What you should do: Using the listing below, select the lines with the word "color" and copy them.

— START OF Supplied material —

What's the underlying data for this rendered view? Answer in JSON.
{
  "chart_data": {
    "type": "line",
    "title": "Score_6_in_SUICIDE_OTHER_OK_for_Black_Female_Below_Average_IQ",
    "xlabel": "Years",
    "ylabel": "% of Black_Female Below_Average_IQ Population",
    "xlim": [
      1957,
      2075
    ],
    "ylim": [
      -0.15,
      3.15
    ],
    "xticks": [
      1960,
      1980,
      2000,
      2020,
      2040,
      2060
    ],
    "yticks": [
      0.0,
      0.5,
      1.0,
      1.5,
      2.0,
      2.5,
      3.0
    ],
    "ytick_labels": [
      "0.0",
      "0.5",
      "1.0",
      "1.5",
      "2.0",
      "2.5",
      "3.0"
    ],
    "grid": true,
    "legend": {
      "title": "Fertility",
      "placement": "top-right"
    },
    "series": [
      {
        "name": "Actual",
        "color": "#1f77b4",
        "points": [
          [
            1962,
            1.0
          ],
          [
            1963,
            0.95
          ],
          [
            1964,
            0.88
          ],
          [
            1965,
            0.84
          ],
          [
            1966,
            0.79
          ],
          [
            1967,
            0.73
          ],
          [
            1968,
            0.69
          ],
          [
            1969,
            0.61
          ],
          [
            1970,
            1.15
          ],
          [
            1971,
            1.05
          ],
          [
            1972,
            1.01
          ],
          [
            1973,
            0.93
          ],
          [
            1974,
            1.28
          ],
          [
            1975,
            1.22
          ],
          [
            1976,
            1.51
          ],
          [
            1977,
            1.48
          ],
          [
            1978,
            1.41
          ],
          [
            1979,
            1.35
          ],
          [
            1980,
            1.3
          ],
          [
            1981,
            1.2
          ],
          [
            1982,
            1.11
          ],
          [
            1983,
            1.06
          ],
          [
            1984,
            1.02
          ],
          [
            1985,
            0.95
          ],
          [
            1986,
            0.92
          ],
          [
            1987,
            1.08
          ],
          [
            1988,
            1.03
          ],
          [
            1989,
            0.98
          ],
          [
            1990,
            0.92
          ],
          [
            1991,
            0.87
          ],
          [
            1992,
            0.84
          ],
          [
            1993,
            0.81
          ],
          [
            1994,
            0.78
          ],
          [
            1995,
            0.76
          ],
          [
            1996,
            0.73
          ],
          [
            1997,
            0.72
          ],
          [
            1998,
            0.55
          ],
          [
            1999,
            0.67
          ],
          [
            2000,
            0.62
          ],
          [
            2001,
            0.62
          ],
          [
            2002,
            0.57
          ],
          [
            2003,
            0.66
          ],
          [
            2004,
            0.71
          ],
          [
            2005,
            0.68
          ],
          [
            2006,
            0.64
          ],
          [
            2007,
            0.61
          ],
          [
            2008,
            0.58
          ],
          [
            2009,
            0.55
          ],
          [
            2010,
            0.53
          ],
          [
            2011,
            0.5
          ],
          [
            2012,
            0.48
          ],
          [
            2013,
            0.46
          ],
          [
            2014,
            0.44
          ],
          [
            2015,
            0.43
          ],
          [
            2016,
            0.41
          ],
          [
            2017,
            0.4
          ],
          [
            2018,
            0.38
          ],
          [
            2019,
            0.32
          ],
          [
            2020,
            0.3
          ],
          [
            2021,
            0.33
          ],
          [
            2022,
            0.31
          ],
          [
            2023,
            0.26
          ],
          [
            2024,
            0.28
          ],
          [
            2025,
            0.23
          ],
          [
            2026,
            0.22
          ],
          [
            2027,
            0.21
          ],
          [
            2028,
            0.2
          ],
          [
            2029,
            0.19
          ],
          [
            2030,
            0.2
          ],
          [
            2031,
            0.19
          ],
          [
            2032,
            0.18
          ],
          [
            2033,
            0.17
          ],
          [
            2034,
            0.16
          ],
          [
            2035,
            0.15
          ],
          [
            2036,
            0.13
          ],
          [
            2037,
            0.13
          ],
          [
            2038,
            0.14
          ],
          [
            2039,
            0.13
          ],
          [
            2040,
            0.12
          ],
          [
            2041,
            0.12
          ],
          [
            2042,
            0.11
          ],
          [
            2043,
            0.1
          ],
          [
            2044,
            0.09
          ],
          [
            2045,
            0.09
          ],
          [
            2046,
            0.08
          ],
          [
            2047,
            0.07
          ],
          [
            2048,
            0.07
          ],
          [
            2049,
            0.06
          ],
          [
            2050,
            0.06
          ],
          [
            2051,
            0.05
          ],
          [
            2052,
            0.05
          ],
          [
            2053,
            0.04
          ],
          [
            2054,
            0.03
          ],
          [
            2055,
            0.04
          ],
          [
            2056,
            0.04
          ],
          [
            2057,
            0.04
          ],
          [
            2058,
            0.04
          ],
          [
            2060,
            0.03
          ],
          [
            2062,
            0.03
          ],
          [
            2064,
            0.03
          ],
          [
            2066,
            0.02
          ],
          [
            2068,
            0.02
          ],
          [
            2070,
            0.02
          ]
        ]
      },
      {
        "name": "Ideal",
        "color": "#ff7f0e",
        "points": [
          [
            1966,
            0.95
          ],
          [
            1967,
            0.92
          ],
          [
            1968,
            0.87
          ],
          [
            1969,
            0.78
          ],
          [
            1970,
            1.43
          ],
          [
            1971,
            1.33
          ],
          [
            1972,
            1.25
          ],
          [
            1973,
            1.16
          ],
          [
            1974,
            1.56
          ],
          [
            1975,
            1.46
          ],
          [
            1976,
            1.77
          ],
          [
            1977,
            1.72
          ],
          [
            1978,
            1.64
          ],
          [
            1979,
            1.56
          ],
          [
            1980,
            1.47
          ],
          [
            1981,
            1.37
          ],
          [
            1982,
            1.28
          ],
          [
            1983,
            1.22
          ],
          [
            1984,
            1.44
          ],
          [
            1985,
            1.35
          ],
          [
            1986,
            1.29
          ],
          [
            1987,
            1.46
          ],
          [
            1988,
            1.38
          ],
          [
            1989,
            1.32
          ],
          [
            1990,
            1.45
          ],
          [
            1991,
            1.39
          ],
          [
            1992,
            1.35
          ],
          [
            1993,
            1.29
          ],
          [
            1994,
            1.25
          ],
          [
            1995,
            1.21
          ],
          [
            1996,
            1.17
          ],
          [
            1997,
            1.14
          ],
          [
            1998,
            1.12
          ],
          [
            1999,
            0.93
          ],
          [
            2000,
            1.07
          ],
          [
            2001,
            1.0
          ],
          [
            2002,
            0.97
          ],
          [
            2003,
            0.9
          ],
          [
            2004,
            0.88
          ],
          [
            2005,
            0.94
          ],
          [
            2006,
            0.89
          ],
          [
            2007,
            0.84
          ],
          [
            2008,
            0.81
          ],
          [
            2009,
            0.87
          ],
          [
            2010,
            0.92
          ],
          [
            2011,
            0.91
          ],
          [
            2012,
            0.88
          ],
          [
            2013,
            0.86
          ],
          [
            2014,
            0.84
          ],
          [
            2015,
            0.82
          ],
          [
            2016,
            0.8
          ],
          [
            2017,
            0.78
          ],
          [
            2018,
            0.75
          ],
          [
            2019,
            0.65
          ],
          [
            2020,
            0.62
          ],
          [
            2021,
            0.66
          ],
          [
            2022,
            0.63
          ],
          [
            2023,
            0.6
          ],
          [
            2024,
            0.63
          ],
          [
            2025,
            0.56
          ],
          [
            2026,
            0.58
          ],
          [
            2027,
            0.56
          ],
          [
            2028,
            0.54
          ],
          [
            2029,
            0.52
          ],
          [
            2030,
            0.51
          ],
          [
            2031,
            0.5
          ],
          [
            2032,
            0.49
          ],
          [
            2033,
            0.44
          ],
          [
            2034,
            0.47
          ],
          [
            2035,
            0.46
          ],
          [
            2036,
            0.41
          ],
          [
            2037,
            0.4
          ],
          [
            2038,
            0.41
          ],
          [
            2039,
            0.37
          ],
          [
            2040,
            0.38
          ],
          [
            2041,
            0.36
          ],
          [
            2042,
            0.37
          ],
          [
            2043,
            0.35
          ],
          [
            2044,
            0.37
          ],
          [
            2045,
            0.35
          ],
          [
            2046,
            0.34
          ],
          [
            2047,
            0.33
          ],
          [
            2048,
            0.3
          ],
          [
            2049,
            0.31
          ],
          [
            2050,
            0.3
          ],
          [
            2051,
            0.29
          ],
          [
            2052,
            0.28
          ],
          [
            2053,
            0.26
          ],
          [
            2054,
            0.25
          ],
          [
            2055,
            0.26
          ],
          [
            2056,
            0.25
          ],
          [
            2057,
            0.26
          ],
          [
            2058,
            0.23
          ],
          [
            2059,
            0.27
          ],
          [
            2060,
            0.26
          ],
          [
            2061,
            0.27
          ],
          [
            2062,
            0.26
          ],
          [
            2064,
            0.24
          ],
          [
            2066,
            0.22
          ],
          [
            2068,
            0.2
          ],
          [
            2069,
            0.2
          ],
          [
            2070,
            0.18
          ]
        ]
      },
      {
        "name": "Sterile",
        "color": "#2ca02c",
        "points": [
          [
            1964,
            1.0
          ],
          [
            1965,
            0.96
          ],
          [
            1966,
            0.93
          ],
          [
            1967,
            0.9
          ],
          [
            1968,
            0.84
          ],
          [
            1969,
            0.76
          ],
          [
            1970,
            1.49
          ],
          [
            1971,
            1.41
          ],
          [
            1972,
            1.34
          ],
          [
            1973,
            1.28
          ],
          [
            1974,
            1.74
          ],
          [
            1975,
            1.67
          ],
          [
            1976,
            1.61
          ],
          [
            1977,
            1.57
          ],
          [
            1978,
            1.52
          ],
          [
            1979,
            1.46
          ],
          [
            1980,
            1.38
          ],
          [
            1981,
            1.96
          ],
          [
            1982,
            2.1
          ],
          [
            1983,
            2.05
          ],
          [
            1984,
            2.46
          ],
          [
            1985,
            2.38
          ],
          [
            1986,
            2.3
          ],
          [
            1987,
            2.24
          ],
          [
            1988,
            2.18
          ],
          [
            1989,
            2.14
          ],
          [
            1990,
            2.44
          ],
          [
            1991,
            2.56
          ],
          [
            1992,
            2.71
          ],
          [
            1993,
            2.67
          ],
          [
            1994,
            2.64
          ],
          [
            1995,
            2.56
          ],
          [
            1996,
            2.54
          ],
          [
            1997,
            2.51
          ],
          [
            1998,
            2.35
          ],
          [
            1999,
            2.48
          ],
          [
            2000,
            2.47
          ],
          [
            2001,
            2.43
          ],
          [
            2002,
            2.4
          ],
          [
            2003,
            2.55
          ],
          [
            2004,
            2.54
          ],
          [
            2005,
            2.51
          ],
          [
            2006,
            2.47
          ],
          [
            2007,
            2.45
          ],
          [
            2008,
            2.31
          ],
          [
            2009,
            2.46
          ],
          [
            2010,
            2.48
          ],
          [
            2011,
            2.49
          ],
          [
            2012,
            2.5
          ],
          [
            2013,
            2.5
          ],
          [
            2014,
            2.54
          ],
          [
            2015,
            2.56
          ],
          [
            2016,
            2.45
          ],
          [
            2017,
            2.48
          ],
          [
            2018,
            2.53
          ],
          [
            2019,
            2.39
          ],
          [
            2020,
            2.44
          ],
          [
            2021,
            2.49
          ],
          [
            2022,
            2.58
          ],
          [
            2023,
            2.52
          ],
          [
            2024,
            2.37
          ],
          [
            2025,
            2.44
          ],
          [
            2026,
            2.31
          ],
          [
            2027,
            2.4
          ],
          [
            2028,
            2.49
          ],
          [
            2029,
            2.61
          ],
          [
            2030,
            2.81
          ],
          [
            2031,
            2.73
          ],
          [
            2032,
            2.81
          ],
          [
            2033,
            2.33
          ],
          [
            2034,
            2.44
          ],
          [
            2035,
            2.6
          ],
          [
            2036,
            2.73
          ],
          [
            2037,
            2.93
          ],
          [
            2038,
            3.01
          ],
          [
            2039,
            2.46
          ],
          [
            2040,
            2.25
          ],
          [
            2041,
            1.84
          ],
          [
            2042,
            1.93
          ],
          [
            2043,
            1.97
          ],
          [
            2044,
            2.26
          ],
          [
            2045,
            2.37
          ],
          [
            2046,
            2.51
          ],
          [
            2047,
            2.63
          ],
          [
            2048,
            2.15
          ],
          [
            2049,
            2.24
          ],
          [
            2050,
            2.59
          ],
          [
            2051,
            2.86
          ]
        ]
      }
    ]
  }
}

— END OF Supplied material —

The answer:
        "color": "#1f77b4",
        "color": "#ff7f0e",
        "color": "#2ca02c",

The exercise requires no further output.